--- Work required ---
Would you write out the listing verbatim and skip every picture in it?

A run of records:
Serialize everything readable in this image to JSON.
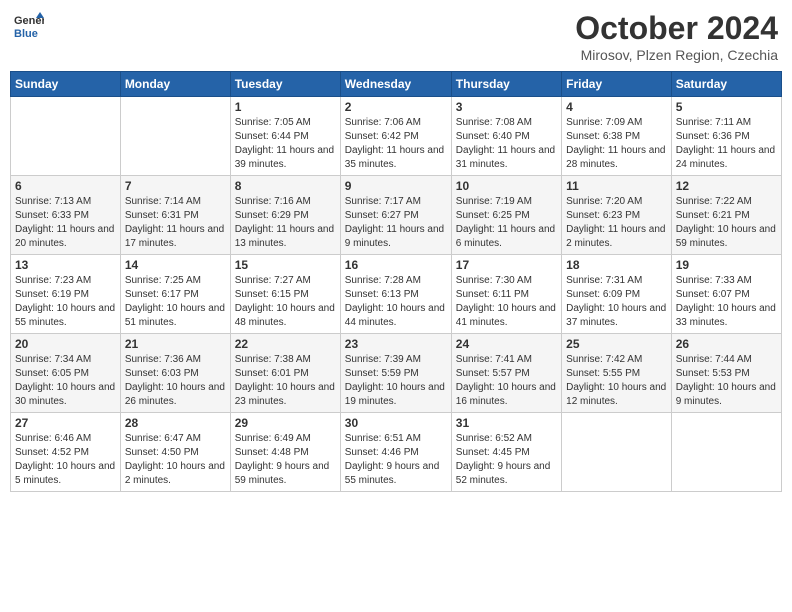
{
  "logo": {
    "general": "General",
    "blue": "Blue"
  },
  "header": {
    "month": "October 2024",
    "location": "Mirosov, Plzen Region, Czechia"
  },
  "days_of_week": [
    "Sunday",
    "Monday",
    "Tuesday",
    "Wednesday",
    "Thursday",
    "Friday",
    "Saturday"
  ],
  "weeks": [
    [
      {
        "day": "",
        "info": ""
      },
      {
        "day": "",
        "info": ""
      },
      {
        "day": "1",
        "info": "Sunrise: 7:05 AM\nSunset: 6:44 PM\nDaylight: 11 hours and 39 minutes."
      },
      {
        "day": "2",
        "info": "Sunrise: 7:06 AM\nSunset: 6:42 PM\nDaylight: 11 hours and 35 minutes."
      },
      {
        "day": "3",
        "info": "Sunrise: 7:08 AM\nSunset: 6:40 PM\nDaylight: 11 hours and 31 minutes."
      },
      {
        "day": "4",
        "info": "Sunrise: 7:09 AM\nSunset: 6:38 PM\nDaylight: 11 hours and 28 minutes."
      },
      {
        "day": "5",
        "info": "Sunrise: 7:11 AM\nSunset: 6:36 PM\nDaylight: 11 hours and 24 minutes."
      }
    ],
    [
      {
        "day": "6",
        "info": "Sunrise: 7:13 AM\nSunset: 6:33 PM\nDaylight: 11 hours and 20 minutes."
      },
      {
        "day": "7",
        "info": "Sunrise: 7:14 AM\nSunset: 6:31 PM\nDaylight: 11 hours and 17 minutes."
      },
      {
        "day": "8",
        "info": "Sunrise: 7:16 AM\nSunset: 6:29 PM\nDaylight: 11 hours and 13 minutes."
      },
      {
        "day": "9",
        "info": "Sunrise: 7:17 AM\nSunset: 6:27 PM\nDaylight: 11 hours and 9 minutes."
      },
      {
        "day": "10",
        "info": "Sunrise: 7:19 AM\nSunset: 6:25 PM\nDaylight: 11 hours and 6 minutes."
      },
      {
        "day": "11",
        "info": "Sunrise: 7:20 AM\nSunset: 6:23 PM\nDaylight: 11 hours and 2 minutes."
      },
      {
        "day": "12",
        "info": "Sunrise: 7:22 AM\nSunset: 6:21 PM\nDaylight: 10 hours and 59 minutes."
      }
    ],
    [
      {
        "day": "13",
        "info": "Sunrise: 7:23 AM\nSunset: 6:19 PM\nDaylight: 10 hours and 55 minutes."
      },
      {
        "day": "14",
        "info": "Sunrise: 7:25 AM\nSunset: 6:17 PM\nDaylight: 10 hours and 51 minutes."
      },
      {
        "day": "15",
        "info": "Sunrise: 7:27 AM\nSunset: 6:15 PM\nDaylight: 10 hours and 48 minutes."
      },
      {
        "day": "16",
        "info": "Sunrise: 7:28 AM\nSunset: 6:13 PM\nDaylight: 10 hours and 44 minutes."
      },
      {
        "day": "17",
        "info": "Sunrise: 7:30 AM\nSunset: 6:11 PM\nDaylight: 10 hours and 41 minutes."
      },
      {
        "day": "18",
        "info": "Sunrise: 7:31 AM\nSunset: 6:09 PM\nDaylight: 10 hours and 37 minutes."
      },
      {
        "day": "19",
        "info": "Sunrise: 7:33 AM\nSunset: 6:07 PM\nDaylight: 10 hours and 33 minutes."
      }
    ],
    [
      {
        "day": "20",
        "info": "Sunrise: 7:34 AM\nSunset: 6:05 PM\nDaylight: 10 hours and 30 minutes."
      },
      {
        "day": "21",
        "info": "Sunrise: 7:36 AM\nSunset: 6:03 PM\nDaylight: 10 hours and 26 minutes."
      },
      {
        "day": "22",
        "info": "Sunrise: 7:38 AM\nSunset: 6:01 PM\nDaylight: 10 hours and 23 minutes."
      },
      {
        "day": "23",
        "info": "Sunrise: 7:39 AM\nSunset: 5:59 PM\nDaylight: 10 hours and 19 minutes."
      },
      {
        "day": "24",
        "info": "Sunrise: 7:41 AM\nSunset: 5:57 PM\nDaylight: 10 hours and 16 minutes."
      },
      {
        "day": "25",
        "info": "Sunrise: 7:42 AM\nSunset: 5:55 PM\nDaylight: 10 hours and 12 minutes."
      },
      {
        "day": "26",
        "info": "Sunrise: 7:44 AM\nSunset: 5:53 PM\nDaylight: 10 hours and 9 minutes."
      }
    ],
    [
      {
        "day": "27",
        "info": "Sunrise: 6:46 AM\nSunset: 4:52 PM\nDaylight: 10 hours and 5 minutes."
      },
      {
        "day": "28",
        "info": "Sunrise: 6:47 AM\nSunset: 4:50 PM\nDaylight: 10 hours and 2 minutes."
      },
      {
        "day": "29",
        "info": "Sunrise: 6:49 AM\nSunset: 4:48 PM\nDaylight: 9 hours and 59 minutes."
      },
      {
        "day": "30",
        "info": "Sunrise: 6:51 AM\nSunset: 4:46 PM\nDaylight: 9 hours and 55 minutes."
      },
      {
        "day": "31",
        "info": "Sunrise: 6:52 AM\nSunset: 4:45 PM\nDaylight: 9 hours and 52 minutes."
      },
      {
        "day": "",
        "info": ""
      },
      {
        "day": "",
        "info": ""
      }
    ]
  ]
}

--- Solution for this exercise ---
Serialize everything readable in this image to JSON.
{
  "logo": {
    "general": "General",
    "blue": "Blue"
  },
  "header": {
    "month": "October 2024",
    "location": "Mirosov, Plzen Region, Czechia"
  },
  "days_of_week": [
    "Sunday",
    "Monday",
    "Tuesday",
    "Wednesday",
    "Thursday",
    "Friday",
    "Saturday"
  ],
  "weeks": [
    [
      {
        "day": "",
        "info": ""
      },
      {
        "day": "",
        "info": ""
      },
      {
        "day": "1",
        "info": "Sunrise: 7:05 AM\nSunset: 6:44 PM\nDaylight: 11 hours and 39 minutes."
      },
      {
        "day": "2",
        "info": "Sunrise: 7:06 AM\nSunset: 6:42 PM\nDaylight: 11 hours and 35 minutes."
      },
      {
        "day": "3",
        "info": "Sunrise: 7:08 AM\nSunset: 6:40 PM\nDaylight: 11 hours and 31 minutes."
      },
      {
        "day": "4",
        "info": "Sunrise: 7:09 AM\nSunset: 6:38 PM\nDaylight: 11 hours and 28 minutes."
      },
      {
        "day": "5",
        "info": "Sunrise: 7:11 AM\nSunset: 6:36 PM\nDaylight: 11 hours and 24 minutes."
      }
    ],
    [
      {
        "day": "6",
        "info": "Sunrise: 7:13 AM\nSunset: 6:33 PM\nDaylight: 11 hours and 20 minutes."
      },
      {
        "day": "7",
        "info": "Sunrise: 7:14 AM\nSunset: 6:31 PM\nDaylight: 11 hours and 17 minutes."
      },
      {
        "day": "8",
        "info": "Sunrise: 7:16 AM\nSunset: 6:29 PM\nDaylight: 11 hours and 13 minutes."
      },
      {
        "day": "9",
        "info": "Sunrise: 7:17 AM\nSunset: 6:27 PM\nDaylight: 11 hours and 9 minutes."
      },
      {
        "day": "10",
        "info": "Sunrise: 7:19 AM\nSunset: 6:25 PM\nDaylight: 11 hours and 6 minutes."
      },
      {
        "day": "11",
        "info": "Sunrise: 7:20 AM\nSunset: 6:23 PM\nDaylight: 11 hours and 2 minutes."
      },
      {
        "day": "12",
        "info": "Sunrise: 7:22 AM\nSunset: 6:21 PM\nDaylight: 10 hours and 59 minutes."
      }
    ],
    [
      {
        "day": "13",
        "info": "Sunrise: 7:23 AM\nSunset: 6:19 PM\nDaylight: 10 hours and 55 minutes."
      },
      {
        "day": "14",
        "info": "Sunrise: 7:25 AM\nSunset: 6:17 PM\nDaylight: 10 hours and 51 minutes."
      },
      {
        "day": "15",
        "info": "Sunrise: 7:27 AM\nSunset: 6:15 PM\nDaylight: 10 hours and 48 minutes."
      },
      {
        "day": "16",
        "info": "Sunrise: 7:28 AM\nSunset: 6:13 PM\nDaylight: 10 hours and 44 minutes."
      },
      {
        "day": "17",
        "info": "Sunrise: 7:30 AM\nSunset: 6:11 PM\nDaylight: 10 hours and 41 minutes."
      },
      {
        "day": "18",
        "info": "Sunrise: 7:31 AM\nSunset: 6:09 PM\nDaylight: 10 hours and 37 minutes."
      },
      {
        "day": "19",
        "info": "Sunrise: 7:33 AM\nSunset: 6:07 PM\nDaylight: 10 hours and 33 minutes."
      }
    ],
    [
      {
        "day": "20",
        "info": "Sunrise: 7:34 AM\nSunset: 6:05 PM\nDaylight: 10 hours and 30 minutes."
      },
      {
        "day": "21",
        "info": "Sunrise: 7:36 AM\nSunset: 6:03 PM\nDaylight: 10 hours and 26 minutes."
      },
      {
        "day": "22",
        "info": "Sunrise: 7:38 AM\nSunset: 6:01 PM\nDaylight: 10 hours and 23 minutes."
      },
      {
        "day": "23",
        "info": "Sunrise: 7:39 AM\nSunset: 5:59 PM\nDaylight: 10 hours and 19 minutes."
      },
      {
        "day": "24",
        "info": "Sunrise: 7:41 AM\nSunset: 5:57 PM\nDaylight: 10 hours and 16 minutes."
      },
      {
        "day": "25",
        "info": "Sunrise: 7:42 AM\nSunset: 5:55 PM\nDaylight: 10 hours and 12 minutes."
      },
      {
        "day": "26",
        "info": "Sunrise: 7:44 AM\nSunset: 5:53 PM\nDaylight: 10 hours and 9 minutes."
      }
    ],
    [
      {
        "day": "27",
        "info": "Sunrise: 6:46 AM\nSunset: 4:52 PM\nDaylight: 10 hours and 5 minutes."
      },
      {
        "day": "28",
        "info": "Sunrise: 6:47 AM\nSunset: 4:50 PM\nDaylight: 10 hours and 2 minutes."
      },
      {
        "day": "29",
        "info": "Sunrise: 6:49 AM\nSunset: 4:48 PM\nDaylight: 9 hours and 59 minutes."
      },
      {
        "day": "30",
        "info": "Sunrise: 6:51 AM\nSunset: 4:46 PM\nDaylight: 9 hours and 55 minutes."
      },
      {
        "day": "31",
        "info": "Sunrise: 6:52 AM\nSunset: 4:45 PM\nDaylight: 9 hours and 52 minutes."
      },
      {
        "day": "",
        "info": ""
      },
      {
        "day": "",
        "info": ""
      }
    ]
  ]
}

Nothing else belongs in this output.